--- start of EXTRACTED ENTRIES ---
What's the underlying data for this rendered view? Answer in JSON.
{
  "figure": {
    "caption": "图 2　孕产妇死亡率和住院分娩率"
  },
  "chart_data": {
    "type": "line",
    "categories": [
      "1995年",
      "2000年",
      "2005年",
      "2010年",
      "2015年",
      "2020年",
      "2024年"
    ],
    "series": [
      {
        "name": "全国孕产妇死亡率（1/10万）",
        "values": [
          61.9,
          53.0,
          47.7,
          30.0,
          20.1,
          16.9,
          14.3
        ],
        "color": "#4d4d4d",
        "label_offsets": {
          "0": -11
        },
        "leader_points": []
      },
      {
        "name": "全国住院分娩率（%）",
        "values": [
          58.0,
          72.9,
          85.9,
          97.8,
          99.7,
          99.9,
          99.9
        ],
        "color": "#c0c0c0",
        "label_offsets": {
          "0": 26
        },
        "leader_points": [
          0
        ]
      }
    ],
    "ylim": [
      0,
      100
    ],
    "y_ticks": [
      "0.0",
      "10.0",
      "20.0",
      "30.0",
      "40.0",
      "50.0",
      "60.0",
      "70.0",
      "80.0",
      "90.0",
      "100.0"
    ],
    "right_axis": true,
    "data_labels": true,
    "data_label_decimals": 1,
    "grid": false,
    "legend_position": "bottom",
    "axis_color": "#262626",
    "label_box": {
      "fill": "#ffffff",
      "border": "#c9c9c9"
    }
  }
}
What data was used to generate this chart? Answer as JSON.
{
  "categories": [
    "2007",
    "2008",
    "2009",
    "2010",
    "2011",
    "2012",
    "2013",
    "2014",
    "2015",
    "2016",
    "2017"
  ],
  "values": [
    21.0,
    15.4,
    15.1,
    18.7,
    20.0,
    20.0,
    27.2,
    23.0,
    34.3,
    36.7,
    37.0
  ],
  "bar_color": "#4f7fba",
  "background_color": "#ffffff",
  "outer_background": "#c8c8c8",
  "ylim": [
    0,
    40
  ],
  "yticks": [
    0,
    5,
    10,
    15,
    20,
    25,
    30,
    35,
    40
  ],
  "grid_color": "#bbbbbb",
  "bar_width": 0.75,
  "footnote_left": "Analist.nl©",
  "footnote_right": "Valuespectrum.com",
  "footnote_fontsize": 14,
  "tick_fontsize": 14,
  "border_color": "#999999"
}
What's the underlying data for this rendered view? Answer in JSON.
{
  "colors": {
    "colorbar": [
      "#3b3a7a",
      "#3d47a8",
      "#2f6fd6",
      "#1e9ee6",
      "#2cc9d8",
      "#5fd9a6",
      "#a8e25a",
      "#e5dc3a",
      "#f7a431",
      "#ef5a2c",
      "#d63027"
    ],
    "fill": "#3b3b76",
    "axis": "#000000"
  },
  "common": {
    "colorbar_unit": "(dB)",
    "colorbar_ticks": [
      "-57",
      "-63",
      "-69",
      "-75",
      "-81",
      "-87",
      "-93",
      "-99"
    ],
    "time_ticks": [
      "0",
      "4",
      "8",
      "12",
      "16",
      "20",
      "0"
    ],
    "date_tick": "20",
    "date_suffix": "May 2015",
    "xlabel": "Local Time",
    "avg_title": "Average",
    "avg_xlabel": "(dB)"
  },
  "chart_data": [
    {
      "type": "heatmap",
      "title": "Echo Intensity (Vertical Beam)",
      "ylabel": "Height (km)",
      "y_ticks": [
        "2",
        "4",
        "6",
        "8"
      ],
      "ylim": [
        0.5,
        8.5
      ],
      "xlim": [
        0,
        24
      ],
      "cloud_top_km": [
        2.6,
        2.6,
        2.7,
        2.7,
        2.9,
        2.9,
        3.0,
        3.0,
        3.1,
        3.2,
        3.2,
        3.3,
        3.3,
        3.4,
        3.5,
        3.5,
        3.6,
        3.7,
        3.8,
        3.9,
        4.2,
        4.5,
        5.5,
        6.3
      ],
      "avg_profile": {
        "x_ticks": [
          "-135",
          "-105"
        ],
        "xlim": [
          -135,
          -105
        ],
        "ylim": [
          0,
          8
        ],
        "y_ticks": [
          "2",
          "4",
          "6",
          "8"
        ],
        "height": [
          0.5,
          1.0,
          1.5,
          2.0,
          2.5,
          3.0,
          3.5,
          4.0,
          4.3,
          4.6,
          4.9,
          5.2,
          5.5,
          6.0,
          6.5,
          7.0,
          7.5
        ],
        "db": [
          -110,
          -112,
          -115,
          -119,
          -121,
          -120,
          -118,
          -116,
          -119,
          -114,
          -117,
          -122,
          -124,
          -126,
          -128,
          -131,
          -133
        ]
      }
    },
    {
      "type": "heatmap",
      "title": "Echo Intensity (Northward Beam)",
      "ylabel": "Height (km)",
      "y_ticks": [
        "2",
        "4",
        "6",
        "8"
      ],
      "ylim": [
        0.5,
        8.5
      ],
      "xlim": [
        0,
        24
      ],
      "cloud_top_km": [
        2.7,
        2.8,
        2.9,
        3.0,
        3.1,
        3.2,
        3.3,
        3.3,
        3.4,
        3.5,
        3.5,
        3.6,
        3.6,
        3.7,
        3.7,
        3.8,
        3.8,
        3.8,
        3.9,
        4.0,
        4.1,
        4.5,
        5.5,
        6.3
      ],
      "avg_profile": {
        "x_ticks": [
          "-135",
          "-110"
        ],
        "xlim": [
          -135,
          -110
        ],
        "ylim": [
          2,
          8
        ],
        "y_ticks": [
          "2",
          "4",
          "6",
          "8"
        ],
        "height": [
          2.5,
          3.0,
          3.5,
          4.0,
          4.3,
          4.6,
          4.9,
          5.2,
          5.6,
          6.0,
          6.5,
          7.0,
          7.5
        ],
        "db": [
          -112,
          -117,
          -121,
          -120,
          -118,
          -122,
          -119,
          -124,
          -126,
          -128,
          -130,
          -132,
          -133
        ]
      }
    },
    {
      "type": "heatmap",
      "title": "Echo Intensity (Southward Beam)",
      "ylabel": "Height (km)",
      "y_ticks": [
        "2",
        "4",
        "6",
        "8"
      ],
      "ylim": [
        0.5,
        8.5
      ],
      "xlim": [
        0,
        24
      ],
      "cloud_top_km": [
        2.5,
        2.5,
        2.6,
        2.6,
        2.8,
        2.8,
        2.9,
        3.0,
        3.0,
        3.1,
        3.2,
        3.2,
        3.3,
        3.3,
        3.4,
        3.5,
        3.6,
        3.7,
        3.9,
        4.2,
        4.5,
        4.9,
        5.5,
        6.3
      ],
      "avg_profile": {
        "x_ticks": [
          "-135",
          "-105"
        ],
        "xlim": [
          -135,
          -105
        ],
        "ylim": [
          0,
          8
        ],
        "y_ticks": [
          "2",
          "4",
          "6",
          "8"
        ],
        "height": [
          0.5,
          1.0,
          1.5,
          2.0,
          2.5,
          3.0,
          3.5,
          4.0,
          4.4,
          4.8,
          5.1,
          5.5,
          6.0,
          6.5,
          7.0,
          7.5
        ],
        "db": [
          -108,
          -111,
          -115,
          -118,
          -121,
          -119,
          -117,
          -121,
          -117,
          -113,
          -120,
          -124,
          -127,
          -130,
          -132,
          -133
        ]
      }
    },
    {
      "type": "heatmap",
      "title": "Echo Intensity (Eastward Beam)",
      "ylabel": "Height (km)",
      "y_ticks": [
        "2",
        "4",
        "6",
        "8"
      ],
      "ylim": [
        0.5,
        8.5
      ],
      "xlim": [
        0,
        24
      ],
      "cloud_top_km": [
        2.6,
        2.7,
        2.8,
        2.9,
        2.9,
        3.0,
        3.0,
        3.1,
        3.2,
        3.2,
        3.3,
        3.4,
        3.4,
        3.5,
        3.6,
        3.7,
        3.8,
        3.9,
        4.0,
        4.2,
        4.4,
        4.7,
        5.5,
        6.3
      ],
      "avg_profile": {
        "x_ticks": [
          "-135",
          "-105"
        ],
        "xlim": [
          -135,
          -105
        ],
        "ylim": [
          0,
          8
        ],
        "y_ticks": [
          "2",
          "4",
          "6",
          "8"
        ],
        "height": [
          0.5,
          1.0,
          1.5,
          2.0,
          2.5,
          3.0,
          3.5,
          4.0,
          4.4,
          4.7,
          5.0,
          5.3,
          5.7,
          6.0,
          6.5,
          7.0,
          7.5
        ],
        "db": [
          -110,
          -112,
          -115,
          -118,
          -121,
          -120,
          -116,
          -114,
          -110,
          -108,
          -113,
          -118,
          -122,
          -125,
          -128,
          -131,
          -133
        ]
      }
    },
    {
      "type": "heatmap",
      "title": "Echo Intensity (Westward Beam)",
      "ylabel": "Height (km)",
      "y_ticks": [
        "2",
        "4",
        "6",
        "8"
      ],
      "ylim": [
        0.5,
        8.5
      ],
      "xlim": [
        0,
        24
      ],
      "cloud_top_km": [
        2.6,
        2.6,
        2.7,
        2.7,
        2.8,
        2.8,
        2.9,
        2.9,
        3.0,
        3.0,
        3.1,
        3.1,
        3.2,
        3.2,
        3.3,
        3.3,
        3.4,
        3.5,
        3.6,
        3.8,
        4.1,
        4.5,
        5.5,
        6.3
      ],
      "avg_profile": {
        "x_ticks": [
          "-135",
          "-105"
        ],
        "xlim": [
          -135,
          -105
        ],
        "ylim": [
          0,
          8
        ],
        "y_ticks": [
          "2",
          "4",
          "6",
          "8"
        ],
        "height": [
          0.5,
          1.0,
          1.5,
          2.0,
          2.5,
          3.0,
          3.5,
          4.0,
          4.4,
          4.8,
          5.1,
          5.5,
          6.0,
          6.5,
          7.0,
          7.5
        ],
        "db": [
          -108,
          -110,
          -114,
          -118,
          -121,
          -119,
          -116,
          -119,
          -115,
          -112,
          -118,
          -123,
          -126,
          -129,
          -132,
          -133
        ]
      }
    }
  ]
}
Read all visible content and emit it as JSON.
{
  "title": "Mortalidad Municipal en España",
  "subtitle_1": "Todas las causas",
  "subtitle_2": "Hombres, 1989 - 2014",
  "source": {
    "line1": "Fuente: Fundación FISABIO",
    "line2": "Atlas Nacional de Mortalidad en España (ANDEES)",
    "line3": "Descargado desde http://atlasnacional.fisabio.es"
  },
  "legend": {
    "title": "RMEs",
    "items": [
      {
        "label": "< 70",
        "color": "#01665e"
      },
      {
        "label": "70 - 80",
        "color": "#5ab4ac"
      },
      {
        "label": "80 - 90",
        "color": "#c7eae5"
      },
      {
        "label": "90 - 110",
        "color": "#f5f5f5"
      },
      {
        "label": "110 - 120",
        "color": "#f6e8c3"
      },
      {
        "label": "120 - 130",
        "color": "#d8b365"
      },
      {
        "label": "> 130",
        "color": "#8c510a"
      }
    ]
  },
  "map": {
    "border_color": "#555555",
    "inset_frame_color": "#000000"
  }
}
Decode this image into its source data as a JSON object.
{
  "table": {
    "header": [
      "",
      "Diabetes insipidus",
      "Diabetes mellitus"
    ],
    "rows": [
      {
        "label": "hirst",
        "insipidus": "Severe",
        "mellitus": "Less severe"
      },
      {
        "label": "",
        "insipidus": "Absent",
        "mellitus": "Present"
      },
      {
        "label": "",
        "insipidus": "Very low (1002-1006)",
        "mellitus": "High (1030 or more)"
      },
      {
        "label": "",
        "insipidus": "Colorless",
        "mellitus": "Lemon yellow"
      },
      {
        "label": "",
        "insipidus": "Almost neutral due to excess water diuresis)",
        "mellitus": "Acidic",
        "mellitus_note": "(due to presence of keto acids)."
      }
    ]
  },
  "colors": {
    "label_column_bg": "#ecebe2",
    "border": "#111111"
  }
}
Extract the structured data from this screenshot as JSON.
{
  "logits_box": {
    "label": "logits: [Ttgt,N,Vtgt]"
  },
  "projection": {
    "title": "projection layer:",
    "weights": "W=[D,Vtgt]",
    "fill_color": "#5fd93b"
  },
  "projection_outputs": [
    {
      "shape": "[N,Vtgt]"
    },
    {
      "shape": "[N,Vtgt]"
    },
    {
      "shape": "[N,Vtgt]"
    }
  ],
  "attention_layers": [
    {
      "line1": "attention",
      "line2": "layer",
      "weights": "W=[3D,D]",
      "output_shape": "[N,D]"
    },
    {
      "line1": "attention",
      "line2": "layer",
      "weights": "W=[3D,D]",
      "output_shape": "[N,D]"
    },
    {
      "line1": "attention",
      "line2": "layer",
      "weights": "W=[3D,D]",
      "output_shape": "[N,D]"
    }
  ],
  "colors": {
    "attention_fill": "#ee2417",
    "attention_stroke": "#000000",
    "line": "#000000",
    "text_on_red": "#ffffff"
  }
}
--- end of EXTRACTED ENTRIES ---
» WRITTEN REQUEST:
In the lines above, locate the string "España". Copy every line where it occurs.

» RESULT OF THE EXERCISE:
  "title": "Mortalidad Municipal en España",
    "line2": "Atlas Nacional de Mortalidad en España (ANDEES)",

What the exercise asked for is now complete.